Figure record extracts

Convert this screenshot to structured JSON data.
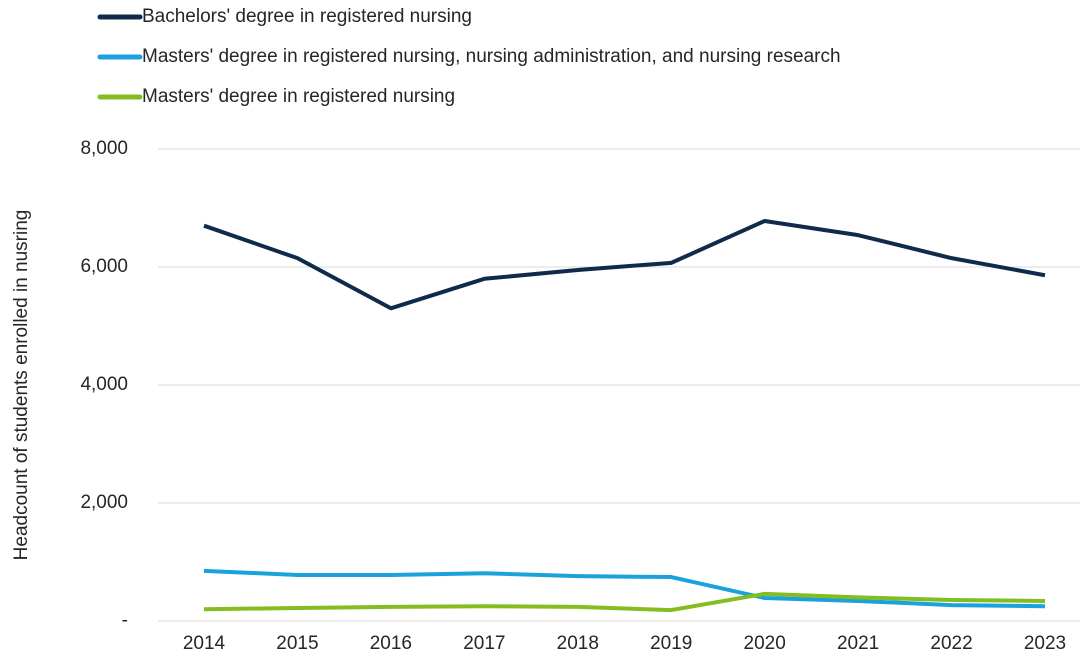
{
  "chart_data": {
    "type": "line",
    "y_label": "Headcount of students enrolled in nusring",
    "categories": [
      "2014",
      "2015",
      "2016",
      "2017",
      "2018",
      "2019",
      "2020",
      "2021",
      "2022",
      "2023"
    ],
    "series": [
      {
        "name": "Bachelors' degree in registered nursing",
        "color": "#0f2b4c",
        "values": [
          6700,
          6150,
          5300,
          5800,
          5950,
          6070,
          6780,
          6540,
          6150,
          5860
        ]
      },
      {
        "name": "Masters' degree in registered nursing, nursing administration, and nursing research",
        "color": "#1ba1dc",
        "values": [
          850,
          780,
          780,
          810,
          760,
          745,
          390,
          340,
          270,
          250
        ]
      },
      {
        "name": "Masters' degree in registered nursing",
        "color": "#84bd1f",
        "values": [
          200,
          220,
          240,
          250,
          240,
          185,
          460,
          400,
          355,
          340
        ]
      }
    ],
    "ylim": [
      0,
      8000
    ],
    "yticks": [
      {
        "value": 0,
        "label": "-"
      },
      {
        "value": 2000,
        "label": "2,000"
      },
      {
        "value": 4000,
        "label": "4,000"
      },
      {
        "value": 6000,
        "label": "6,000"
      },
      {
        "value": 8000,
        "label": "8,000"
      }
    ],
    "grid": true,
    "legend": "top-left"
  }
}
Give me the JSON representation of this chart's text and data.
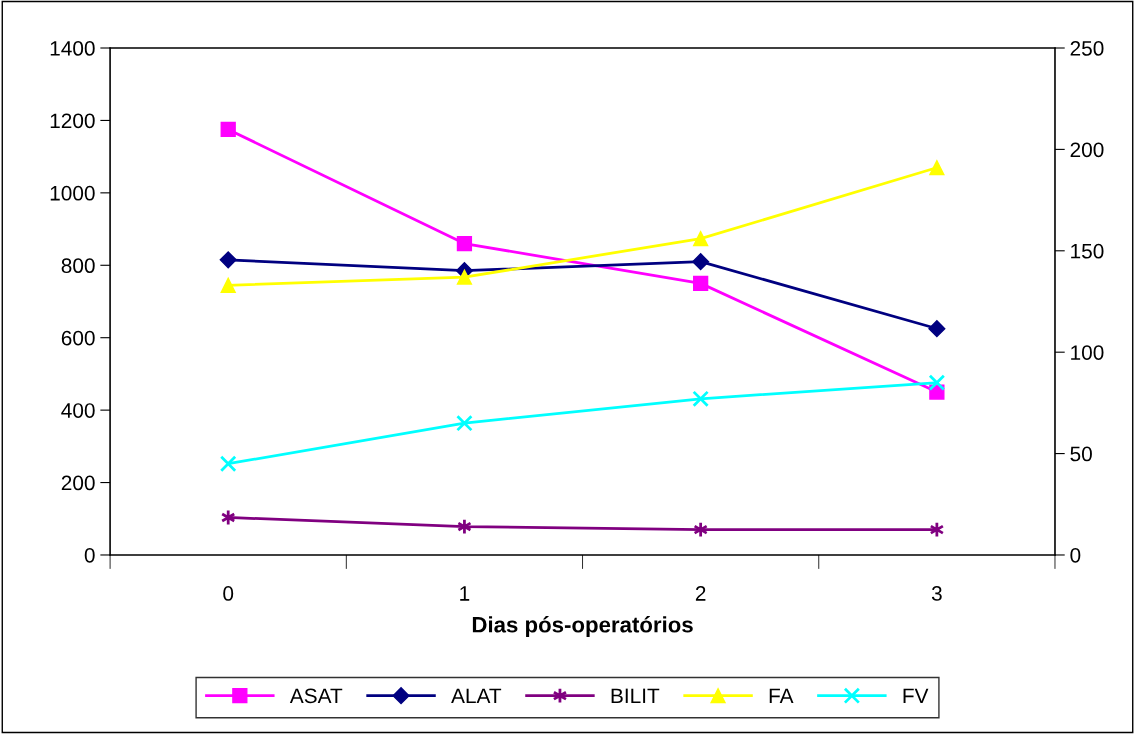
{
  "chart_data": {
    "type": "line",
    "xlabel": "Dias pós-operatórios",
    "categories": [
      "0",
      "1",
      "2",
      "3"
    ],
    "series": [
      {
        "name": "ASAT",
        "color": "#ff00ff",
        "marker": "square",
        "values": [
          1175,
          860,
          750,
          450
        ]
      },
      {
        "name": "ALAT",
        "color": "#000080",
        "marker": "diamond",
        "values": [
          815,
          785,
          810,
          625
        ]
      },
      {
        "name": "BILIT",
        "color": "#800080",
        "marker": "cross",
        "axis": "y2",
        "values": [
          18.5,
          14,
          12.5,
          12.5
        ]
      },
      {
        "name": "FA",
        "color": "#ffff00",
        "marker": "triangle",
        "axis": "y2",
        "values": [
          133,
          137,
          156,
          191
        ]
      },
      {
        "name": "FV",
        "color": "#00ffff",
        "marker": "cross",
        "axis": "y2",
        "values": [
          45,
          65,
          77,
          85
        ]
      }
    ],
    "ylim": [
      0,
      1400
    ],
    "yticks": [
      0,
      200,
      400,
      600,
      800,
      1000,
      1200,
      1400
    ],
    "y2lim": [
      0,
      250
    ],
    "y2ticks": [
      0,
      50,
      100,
      150,
      200,
      250
    ],
    "grid": false,
    "legend": "bottom"
  }
}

● **WHAT THE EXERCISE ASKS**
All of the material above needs to be restated exactly, with no pictures.

● **EXERCISE RESULT**
Convert this screenshot to structured JSON data.
{
  "chart_data": {
    "type": "line",
    "y_label": "Headcount of students enrolled in nusring",
    "categories": [
      "2014",
      "2015",
      "2016",
      "2017",
      "2018",
      "2019",
      "2020",
      "2021",
      "2022",
      "2023"
    ],
    "series": [
      {
        "name": "Bachelors' degree in registered nursing",
        "color": "#0f2b4c",
        "values": [
          6700,
          6150,
          5300,
          5800,
          5950,
          6070,
          6780,
          6540,
          6150,
          5860
        ]
      },
      {
        "name": "Masters' degree in registered nursing, nursing administration, and nursing research",
        "color": "#1ba1dc",
        "values": [
          850,
          780,
          780,
          810,
          760,
          745,
          390,
          340,
          270,
          250
        ]
      },
      {
        "name": "Masters' degree in registered nursing",
        "color": "#84bd1f",
        "values": [
          200,
          220,
          240,
          250,
          240,
          185,
          460,
          400,
          355,
          340
        ]
      }
    ],
    "ylim": [
      0,
      8000
    ],
    "yticks": [
      {
        "value": 0,
        "label": "-"
      },
      {
        "value": 2000,
        "label": "2,000"
      },
      {
        "value": 4000,
        "label": "4,000"
      },
      {
        "value": 6000,
        "label": "6,000"
      },
      {
        "value": 8000,
        "label": "8,000"
      }
    ],
    "grid": true,
    "legend": "top-left"
  }
}
Give me the JSON representation of this chart's text and data.
{
  "chart_data": {
    "type": "line",
    "xlabel": "Dias pós-operatórios",
    "categories": [
      "0",
      "1",
      "2",
      "3"
    ],
    "series": [
      {
        "name": "ASAT",
        "color": "#ff00ff",
        "marker": "square",
        "values": [
          1175,
          860,
          750,
          450
        ]
      },
      {
        "name": "ALAT",
        "color": "#000080",
        "marker": "diamond",
        "values": [
          815,
          785,
          810,
          625
        ]
      },
      {
        "name": "BILIT",
        "color": "#800080",
        "marker": "cross",
        "axis": "y2",
        "values": [
          18.5,
          14,
          12.5,
          12.5
        ]
      },
      {
        "name": "FA",
        "color": "#ffff00",
        "marker": "triangle",
        "axis": "y2",
        "values": [
          133,
          137,
          156,
          191
        ]
      },
      {
        "name": "FV",
        "color": "#00ffff",
        "marker": "cross",
        "axis": "y2",
        "values": [
          45,
          65,
          77,
          85
        ]
      }
    ],
    "ylim": [
      0,
      1400
    ],
    "yticks": [
      0,
      200,
      400,
      600,
      800,
      1000,
      1200,
      1400
    ],
    "y2lim": [
      0,
      250
    ],
    "y2ticks": [
      0,
      50,
      100,
      150,
      200,
      250
    ],
    "grid": false,
    "legend": "bottom"
  }
}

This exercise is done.